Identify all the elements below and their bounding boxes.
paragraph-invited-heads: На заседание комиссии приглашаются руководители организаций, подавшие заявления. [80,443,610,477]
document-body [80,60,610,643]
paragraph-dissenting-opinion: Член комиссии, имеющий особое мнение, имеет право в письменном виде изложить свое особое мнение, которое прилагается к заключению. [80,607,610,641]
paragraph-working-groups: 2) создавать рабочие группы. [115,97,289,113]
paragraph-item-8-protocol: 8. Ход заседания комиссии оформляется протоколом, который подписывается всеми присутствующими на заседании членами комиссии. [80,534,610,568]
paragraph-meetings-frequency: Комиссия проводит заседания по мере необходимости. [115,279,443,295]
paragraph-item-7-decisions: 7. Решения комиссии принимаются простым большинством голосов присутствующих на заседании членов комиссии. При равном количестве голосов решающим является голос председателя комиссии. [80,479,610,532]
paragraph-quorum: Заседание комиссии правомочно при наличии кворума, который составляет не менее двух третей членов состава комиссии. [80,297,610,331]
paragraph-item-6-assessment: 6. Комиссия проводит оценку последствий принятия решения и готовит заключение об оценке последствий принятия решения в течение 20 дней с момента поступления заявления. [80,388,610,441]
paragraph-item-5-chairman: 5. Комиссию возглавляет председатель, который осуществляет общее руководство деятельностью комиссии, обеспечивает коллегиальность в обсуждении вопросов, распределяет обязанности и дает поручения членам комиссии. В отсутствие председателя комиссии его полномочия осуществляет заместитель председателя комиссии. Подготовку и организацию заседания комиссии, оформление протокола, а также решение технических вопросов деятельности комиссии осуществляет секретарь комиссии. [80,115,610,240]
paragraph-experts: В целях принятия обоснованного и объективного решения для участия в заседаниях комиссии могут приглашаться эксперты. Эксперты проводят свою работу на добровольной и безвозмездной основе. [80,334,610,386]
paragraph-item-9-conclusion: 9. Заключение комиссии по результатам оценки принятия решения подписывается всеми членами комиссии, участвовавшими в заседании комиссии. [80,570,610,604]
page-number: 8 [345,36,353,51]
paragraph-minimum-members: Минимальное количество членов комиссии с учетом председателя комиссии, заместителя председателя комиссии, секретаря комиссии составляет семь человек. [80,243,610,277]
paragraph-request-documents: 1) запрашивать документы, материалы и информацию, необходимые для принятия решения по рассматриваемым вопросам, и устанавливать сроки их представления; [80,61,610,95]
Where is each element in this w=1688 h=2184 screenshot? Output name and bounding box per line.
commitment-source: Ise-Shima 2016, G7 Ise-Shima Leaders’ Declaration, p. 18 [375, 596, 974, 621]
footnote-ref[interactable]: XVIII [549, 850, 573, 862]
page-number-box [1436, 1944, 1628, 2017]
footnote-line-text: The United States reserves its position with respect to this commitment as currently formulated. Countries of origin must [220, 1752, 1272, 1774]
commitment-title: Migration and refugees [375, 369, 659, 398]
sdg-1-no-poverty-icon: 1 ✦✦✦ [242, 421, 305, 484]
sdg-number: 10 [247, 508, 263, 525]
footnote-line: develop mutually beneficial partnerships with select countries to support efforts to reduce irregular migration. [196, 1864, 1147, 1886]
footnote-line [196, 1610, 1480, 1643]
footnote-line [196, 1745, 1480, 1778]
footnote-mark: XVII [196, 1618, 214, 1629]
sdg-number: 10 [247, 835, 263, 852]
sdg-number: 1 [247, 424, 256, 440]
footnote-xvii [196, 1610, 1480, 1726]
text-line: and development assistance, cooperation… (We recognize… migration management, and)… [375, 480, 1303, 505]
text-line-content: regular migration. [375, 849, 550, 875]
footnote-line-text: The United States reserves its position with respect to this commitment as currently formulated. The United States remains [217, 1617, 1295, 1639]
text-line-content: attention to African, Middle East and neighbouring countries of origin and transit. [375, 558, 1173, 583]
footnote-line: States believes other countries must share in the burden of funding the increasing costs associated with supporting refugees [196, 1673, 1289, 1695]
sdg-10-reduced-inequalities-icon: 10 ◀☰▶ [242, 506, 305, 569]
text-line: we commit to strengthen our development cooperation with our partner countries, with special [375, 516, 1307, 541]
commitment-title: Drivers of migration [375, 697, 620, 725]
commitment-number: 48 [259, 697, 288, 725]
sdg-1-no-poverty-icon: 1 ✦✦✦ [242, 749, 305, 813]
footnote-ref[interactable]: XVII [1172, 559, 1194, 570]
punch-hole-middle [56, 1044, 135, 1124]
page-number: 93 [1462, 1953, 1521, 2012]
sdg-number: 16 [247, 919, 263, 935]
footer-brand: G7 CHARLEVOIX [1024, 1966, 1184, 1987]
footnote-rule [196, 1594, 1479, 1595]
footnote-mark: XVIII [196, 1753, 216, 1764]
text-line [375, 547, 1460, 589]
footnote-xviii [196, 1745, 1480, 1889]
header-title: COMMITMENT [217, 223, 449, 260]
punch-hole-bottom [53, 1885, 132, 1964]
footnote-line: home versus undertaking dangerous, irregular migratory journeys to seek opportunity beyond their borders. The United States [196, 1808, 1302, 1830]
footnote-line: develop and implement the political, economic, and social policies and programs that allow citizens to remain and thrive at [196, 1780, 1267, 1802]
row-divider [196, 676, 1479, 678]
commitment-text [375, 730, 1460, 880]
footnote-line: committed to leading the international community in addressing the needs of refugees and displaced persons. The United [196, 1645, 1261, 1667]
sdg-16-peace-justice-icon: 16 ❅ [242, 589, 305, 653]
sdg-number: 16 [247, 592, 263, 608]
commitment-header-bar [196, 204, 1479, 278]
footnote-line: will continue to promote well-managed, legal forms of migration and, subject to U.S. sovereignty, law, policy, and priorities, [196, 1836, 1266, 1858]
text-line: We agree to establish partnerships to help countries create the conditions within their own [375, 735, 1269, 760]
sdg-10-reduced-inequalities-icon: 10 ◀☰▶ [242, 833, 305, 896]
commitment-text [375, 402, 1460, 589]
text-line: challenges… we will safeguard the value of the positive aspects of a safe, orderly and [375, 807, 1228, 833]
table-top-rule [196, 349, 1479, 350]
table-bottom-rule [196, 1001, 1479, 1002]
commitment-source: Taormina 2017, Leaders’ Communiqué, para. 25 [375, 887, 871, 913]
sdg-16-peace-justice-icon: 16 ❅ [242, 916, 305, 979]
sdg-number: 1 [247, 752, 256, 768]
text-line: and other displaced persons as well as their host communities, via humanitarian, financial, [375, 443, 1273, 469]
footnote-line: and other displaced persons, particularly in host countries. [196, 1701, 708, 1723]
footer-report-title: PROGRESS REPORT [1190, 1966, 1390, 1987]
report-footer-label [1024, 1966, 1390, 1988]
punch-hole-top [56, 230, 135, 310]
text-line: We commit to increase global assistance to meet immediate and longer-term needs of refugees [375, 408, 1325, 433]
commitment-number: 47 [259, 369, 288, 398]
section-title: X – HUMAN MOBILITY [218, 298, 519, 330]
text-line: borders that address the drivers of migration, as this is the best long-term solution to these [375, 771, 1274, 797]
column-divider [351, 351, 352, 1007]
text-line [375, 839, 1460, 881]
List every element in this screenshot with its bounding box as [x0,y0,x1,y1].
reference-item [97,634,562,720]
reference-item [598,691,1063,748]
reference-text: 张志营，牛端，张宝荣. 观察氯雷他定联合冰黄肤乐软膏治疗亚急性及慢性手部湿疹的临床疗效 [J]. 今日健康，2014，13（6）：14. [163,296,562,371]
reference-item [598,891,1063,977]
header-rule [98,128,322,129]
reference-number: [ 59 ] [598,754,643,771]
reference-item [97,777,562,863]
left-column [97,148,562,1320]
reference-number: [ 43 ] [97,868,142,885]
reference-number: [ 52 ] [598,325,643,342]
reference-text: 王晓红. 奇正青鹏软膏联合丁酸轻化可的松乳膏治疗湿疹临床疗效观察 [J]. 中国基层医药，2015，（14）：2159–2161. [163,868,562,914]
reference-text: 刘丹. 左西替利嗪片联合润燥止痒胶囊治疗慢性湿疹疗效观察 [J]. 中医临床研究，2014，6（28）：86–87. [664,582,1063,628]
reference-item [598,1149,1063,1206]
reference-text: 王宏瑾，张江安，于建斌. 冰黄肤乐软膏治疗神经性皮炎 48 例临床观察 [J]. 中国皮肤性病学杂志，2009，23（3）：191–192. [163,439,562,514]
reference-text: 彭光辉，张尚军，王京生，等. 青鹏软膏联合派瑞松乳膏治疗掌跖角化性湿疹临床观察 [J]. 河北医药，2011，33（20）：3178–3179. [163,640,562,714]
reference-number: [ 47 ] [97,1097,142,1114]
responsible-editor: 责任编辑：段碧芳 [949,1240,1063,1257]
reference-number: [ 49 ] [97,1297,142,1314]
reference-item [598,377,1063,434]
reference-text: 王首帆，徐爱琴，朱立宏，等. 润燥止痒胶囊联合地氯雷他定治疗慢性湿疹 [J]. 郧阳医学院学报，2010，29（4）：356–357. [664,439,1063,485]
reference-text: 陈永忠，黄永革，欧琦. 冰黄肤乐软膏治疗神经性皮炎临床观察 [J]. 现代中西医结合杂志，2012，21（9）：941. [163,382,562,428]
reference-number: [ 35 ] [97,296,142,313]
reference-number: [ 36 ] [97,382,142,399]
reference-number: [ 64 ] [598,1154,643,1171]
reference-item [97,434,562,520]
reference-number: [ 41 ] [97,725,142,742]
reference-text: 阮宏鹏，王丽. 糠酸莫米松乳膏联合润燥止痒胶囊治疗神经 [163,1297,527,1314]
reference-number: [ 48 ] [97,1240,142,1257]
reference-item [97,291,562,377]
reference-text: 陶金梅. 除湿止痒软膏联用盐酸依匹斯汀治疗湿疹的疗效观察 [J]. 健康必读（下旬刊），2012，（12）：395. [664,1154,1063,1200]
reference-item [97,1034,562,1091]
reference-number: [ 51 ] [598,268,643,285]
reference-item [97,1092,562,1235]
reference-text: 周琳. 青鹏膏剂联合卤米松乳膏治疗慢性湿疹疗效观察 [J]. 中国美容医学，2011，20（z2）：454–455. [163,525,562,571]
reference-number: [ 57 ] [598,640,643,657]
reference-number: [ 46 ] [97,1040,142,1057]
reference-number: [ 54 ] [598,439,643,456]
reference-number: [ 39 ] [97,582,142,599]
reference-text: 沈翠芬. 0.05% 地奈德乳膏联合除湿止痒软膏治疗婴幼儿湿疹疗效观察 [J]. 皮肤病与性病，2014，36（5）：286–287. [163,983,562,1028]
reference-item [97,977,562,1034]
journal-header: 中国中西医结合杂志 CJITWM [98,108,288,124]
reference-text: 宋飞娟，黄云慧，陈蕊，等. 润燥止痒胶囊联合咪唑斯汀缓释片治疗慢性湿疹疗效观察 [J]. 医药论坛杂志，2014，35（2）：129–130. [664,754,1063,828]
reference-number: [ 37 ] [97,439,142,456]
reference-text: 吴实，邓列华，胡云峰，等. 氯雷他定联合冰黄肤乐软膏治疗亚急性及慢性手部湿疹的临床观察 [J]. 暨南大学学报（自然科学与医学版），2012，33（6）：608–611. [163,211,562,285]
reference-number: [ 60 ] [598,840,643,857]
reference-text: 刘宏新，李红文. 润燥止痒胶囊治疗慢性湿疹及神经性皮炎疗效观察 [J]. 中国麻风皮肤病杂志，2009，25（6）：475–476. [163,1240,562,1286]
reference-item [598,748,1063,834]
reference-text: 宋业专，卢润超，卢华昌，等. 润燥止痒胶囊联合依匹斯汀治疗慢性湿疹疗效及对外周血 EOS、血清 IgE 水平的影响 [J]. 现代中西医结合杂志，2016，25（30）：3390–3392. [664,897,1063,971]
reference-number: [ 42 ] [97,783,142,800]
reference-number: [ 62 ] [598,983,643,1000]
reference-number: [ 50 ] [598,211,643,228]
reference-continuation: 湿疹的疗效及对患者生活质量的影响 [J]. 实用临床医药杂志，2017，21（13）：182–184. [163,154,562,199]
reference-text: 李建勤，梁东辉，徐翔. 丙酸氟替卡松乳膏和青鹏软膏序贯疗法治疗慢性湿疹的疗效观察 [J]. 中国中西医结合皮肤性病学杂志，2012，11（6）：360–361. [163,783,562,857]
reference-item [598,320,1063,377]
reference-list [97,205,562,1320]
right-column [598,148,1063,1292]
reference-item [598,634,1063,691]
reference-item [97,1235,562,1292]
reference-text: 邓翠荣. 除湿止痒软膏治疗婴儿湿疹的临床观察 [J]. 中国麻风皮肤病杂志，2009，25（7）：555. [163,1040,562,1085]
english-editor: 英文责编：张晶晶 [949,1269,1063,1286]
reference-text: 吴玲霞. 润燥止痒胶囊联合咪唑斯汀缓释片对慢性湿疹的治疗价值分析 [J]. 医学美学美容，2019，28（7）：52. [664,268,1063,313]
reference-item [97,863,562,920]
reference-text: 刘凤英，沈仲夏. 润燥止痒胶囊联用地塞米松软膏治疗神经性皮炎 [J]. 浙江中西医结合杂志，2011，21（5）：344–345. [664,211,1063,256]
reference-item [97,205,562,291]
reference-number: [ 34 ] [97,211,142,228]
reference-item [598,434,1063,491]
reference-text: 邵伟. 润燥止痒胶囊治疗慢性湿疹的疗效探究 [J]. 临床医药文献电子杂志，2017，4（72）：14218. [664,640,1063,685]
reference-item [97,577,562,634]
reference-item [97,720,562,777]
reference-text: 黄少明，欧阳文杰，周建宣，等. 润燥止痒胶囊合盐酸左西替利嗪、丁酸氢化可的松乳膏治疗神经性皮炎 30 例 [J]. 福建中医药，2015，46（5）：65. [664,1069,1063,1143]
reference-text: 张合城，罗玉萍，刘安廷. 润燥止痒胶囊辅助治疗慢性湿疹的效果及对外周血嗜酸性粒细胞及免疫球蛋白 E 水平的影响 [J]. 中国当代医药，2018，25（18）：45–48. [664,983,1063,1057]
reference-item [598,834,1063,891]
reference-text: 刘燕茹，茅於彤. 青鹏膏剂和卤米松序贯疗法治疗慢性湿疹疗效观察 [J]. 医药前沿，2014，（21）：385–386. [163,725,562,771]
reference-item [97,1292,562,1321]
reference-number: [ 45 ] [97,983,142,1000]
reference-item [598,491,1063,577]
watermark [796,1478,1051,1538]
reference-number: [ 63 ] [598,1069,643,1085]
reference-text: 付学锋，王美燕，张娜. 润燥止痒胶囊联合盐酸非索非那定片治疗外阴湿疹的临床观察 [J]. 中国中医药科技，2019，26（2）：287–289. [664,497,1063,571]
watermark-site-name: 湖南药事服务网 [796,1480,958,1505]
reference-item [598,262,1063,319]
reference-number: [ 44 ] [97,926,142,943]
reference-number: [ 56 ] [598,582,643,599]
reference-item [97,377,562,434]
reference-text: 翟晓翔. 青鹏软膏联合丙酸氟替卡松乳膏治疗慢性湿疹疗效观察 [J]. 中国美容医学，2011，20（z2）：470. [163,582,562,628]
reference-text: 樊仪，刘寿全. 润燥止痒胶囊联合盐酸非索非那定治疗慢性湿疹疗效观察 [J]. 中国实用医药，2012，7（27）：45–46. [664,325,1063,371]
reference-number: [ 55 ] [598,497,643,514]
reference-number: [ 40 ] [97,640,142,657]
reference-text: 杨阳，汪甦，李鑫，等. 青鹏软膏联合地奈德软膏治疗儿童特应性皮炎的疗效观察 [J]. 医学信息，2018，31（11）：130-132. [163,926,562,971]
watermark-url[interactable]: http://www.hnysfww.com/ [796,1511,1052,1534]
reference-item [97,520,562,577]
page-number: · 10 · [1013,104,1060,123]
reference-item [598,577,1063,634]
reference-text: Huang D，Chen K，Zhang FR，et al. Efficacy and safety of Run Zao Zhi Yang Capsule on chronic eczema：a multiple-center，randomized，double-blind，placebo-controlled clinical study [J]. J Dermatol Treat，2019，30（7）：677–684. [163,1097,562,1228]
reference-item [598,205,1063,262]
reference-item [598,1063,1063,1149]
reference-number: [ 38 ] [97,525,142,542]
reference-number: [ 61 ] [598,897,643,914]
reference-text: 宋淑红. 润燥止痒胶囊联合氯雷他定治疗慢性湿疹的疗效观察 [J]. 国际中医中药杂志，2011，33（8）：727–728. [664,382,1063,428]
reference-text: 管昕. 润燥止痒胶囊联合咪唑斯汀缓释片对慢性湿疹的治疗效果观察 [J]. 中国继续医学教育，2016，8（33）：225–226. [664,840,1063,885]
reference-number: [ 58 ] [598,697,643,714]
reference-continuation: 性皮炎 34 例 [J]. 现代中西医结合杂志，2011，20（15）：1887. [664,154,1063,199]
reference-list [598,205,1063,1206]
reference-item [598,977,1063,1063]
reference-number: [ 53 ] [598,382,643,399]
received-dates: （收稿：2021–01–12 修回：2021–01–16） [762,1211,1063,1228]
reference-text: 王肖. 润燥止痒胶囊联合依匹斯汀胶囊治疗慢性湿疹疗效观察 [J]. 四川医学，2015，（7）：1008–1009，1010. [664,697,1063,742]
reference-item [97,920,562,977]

++++++++

• Stated problem:
Gather every line of the data above that contains the string "rule", and copy each one in full.

• Written solution:
footnote-rule [196, 1594, 1479, 1595]
table-top-rule [196, 349, 1479, 350]
table-bottom-rule [196, 1001, 1479, 1002]
header-rule [98,128,322,129]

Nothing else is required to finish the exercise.